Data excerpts
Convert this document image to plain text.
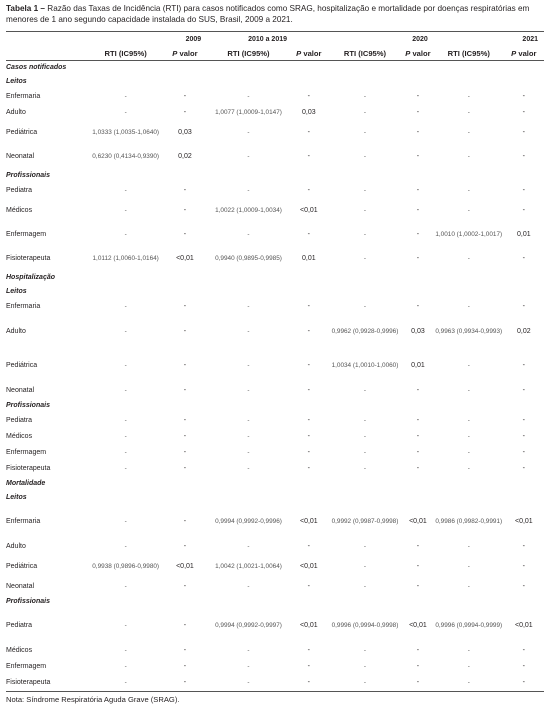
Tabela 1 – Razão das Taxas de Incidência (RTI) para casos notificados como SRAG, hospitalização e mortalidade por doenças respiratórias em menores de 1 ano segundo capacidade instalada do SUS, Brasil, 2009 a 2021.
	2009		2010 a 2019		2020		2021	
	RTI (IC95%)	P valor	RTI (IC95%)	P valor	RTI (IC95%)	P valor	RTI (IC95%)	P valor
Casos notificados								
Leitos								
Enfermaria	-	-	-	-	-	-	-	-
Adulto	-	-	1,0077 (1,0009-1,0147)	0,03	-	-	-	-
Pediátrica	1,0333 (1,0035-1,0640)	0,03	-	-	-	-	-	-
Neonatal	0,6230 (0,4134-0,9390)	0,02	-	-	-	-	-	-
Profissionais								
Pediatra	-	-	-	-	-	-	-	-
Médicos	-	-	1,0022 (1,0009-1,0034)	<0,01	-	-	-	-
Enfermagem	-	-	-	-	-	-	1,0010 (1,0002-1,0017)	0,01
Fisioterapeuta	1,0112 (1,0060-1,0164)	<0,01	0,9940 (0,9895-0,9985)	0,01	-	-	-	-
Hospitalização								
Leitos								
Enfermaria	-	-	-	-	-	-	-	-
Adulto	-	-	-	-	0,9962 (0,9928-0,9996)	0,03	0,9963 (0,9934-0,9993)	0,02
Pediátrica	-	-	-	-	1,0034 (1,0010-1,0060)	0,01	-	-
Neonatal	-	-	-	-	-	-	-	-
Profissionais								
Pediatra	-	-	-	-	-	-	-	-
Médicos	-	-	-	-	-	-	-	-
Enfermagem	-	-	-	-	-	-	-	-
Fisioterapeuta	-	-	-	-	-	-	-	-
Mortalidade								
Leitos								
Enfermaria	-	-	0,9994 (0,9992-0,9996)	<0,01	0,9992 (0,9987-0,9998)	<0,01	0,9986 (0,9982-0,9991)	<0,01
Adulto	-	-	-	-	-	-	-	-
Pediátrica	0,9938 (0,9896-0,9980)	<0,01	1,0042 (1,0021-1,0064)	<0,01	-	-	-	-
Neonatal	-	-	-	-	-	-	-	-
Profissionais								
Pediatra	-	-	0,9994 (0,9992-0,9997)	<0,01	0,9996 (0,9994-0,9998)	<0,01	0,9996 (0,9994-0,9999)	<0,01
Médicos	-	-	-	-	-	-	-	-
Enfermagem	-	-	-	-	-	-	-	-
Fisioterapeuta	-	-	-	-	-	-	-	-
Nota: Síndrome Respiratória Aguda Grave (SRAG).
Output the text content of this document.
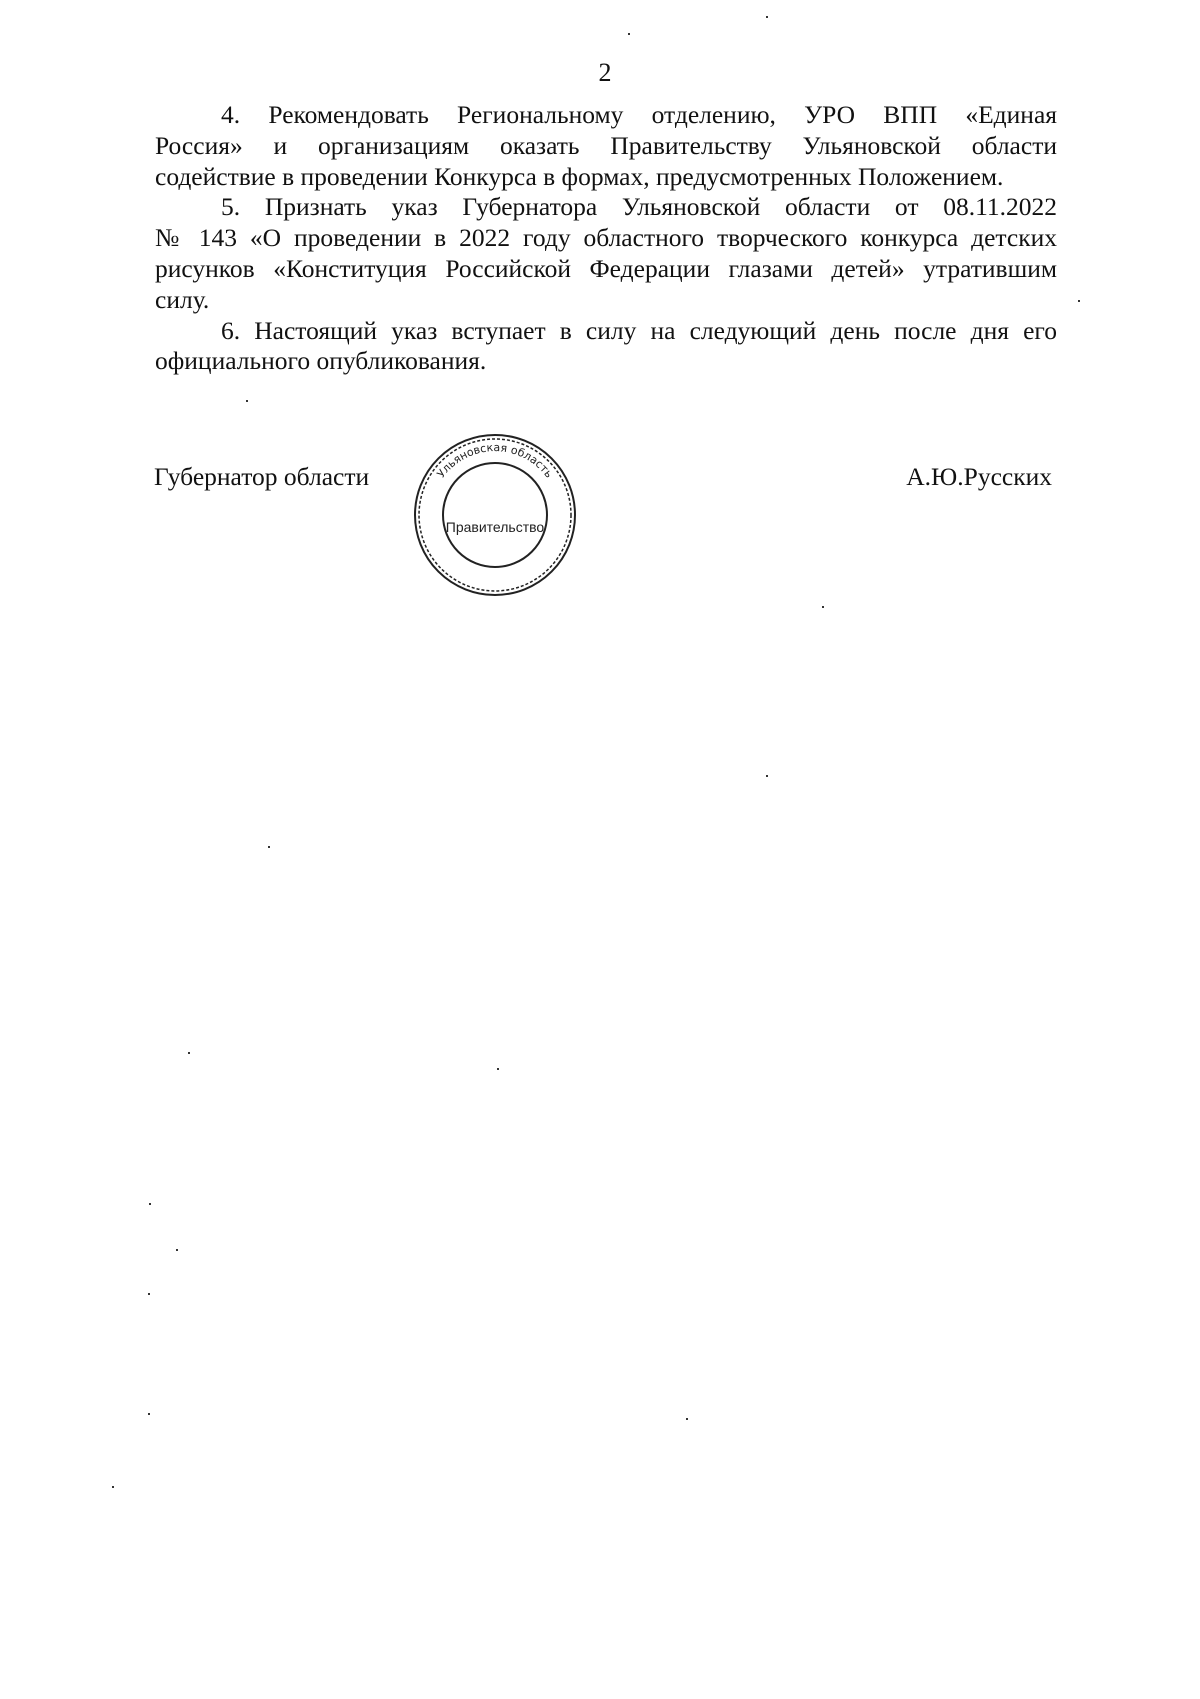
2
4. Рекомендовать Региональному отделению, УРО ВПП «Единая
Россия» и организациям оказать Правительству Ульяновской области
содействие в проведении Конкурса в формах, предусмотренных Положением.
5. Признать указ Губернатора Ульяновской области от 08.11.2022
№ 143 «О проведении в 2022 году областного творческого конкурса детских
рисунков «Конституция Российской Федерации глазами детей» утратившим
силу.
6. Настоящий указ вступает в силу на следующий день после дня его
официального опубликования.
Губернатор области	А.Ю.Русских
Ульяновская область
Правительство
---
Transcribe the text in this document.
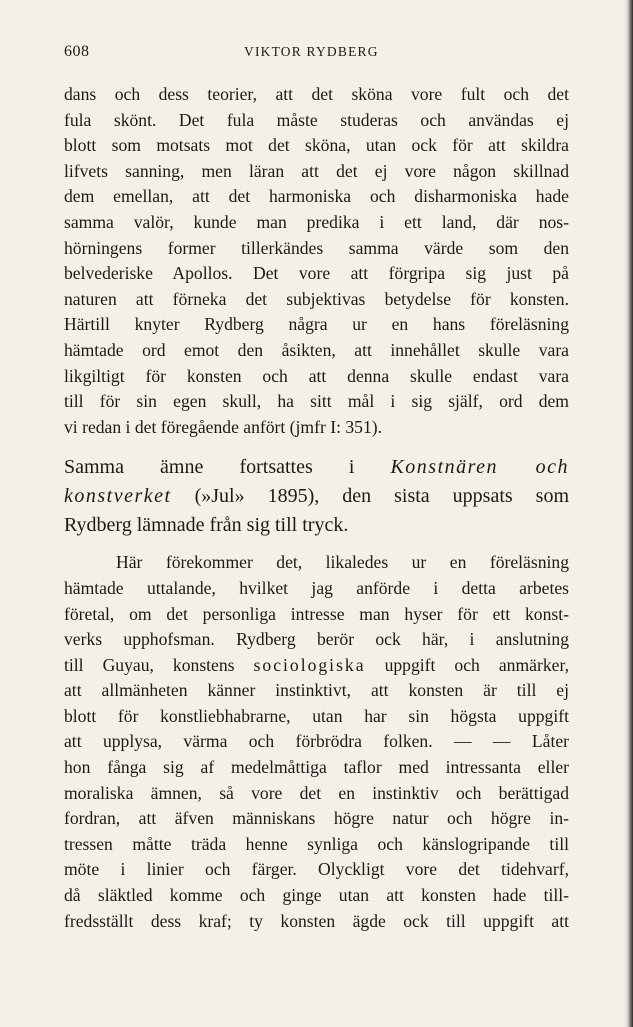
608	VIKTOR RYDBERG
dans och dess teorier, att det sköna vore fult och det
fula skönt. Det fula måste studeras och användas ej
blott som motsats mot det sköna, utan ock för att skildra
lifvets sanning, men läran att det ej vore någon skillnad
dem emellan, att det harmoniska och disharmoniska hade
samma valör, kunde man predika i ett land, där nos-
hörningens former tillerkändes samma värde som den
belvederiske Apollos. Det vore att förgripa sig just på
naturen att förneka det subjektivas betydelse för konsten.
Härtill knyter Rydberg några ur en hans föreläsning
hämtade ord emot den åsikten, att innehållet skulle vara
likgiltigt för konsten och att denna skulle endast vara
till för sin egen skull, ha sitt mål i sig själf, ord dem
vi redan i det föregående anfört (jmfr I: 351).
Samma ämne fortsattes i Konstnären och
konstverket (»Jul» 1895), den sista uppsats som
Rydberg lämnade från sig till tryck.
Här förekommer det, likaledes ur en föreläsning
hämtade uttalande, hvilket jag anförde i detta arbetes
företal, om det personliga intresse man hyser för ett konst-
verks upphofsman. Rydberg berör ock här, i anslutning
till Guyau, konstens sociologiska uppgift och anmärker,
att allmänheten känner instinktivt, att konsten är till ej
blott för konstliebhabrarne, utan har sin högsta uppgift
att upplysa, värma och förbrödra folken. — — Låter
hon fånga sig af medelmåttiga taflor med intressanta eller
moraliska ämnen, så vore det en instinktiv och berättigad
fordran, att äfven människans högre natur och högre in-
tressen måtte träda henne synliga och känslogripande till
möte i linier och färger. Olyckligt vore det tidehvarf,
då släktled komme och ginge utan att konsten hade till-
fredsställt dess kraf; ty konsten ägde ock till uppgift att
--
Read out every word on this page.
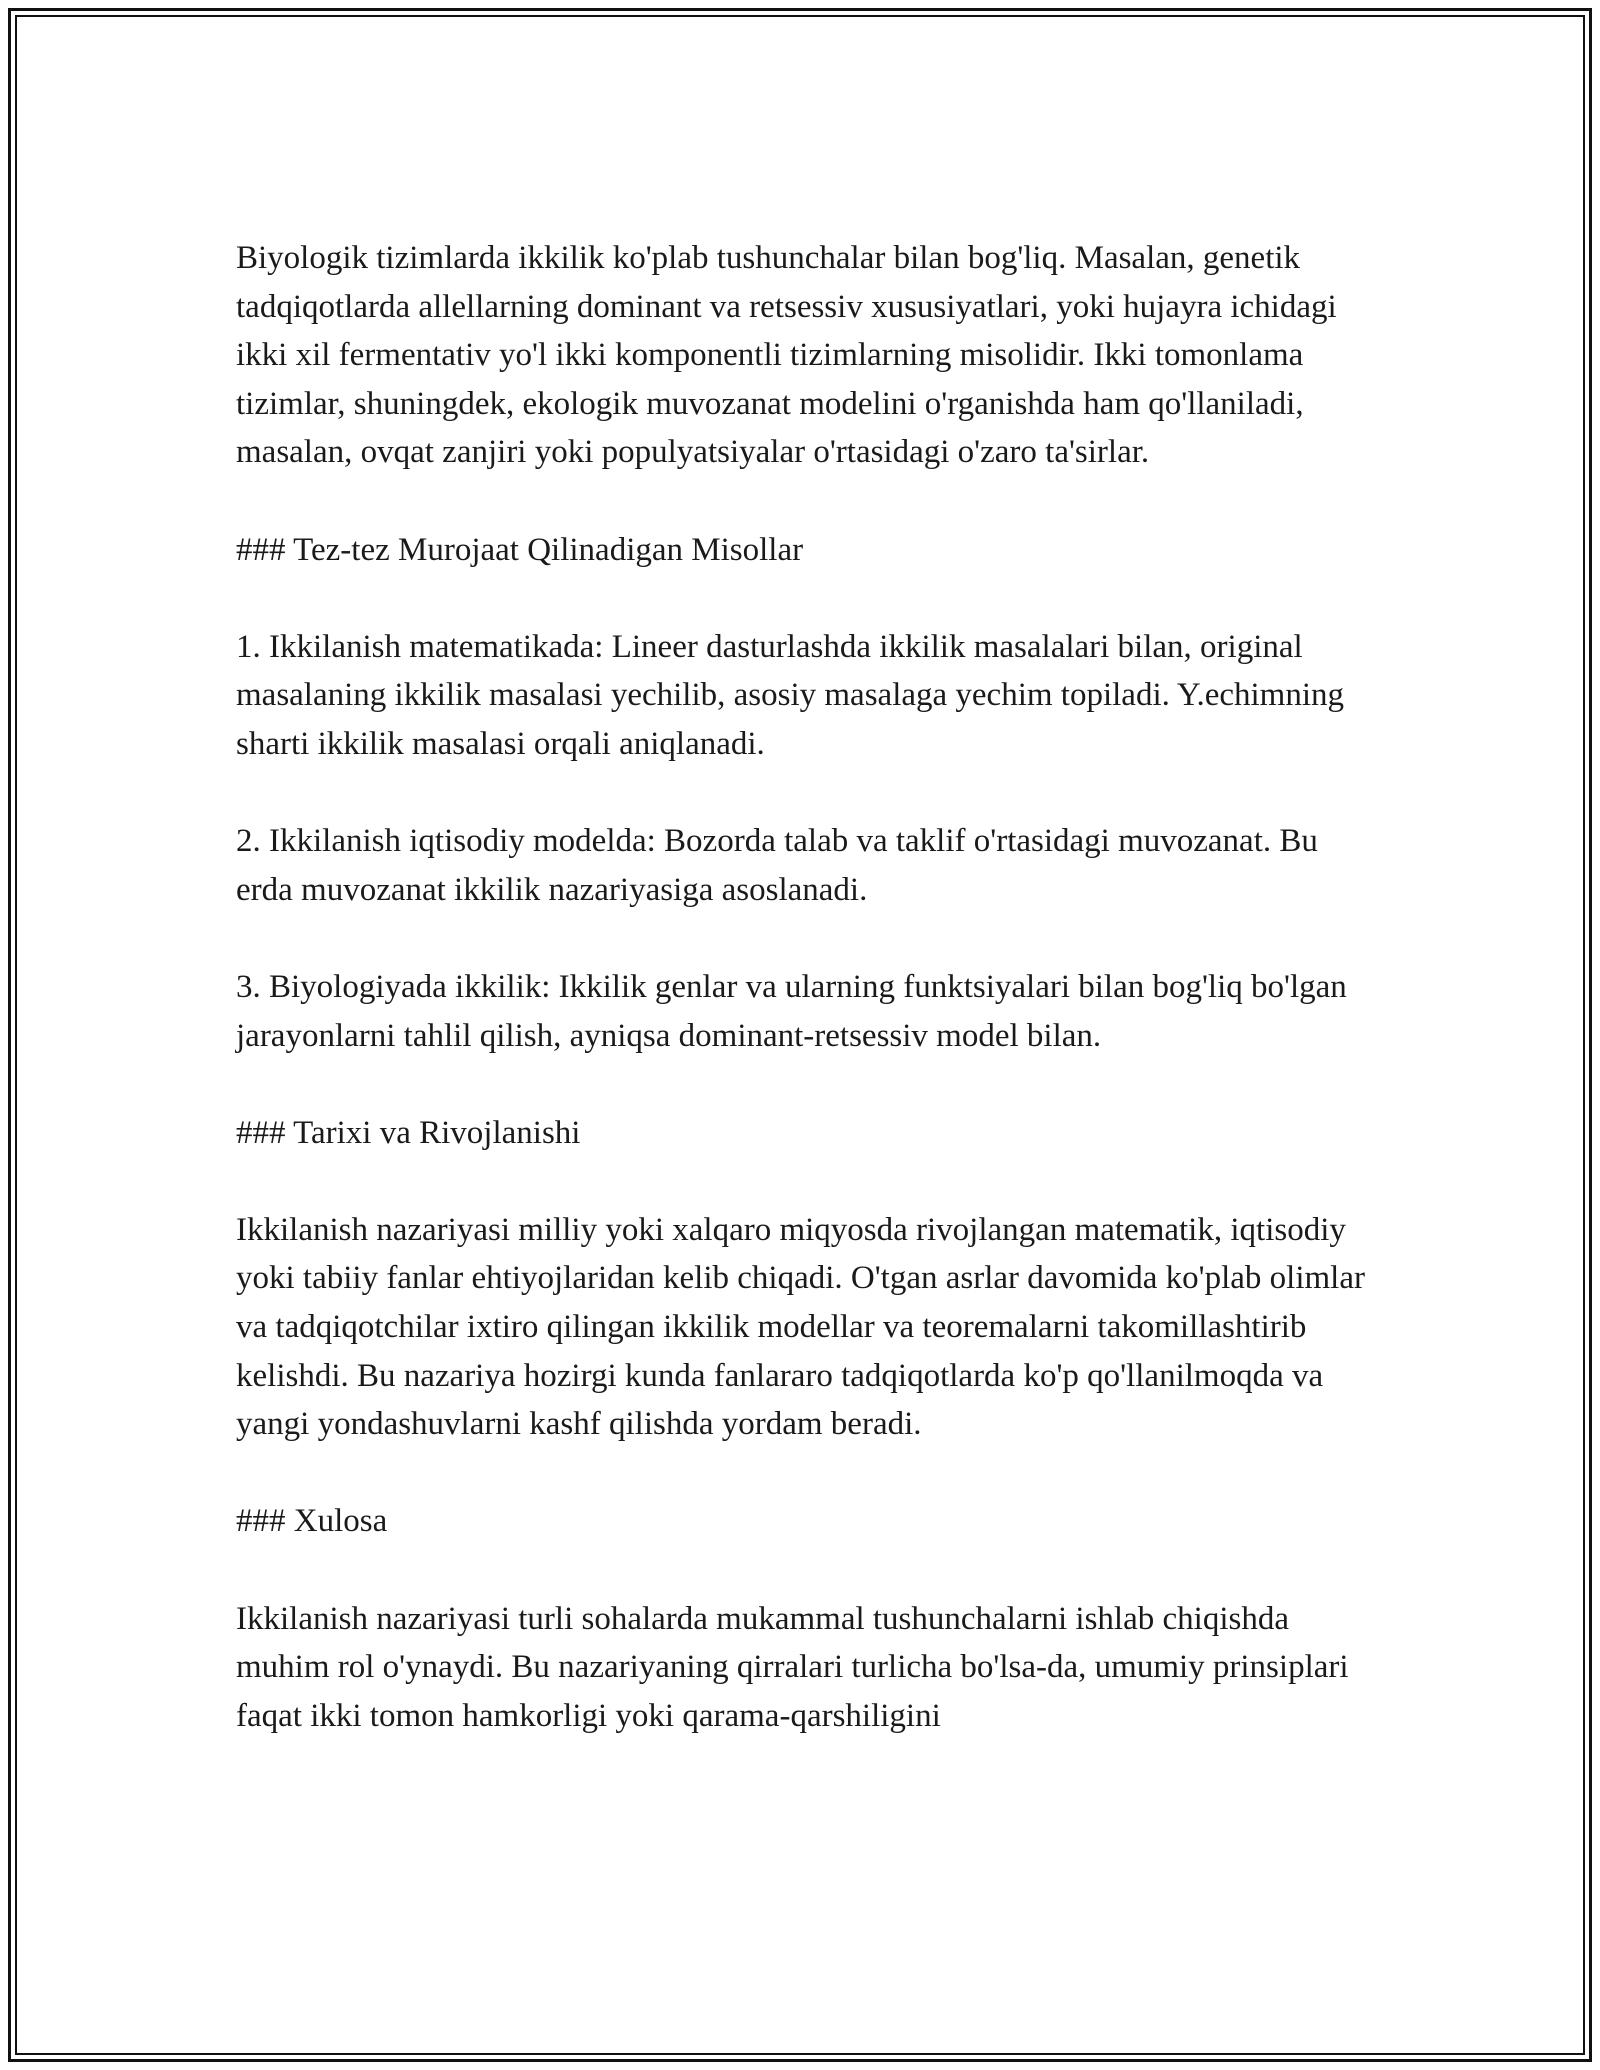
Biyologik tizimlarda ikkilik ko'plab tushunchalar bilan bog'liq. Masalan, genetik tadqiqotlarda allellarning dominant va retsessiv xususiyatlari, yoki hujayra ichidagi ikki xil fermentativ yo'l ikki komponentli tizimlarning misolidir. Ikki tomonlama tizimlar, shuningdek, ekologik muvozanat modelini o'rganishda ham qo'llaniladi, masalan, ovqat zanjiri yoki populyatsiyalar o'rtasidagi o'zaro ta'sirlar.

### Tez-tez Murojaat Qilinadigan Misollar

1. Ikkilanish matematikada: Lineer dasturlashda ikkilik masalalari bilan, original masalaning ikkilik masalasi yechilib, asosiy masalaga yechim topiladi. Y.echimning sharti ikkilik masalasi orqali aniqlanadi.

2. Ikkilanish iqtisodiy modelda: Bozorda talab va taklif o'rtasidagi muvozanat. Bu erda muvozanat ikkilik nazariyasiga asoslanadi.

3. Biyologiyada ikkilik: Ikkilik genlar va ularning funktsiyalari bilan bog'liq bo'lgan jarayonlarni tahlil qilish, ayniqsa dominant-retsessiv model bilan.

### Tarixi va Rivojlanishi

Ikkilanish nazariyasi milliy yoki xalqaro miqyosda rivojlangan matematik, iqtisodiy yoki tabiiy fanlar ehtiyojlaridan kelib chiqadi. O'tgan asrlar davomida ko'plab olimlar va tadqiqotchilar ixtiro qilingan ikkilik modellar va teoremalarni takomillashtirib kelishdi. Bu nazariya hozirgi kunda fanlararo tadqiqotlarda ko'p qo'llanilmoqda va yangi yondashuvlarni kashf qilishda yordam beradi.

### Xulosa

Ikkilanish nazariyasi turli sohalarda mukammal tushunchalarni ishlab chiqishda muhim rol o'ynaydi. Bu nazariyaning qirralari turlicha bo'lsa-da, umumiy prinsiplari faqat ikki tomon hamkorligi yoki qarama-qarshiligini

EXERCISE GOAL
Give only the number of lines in the data that hold the string "text".

RIGHT ANSWER
3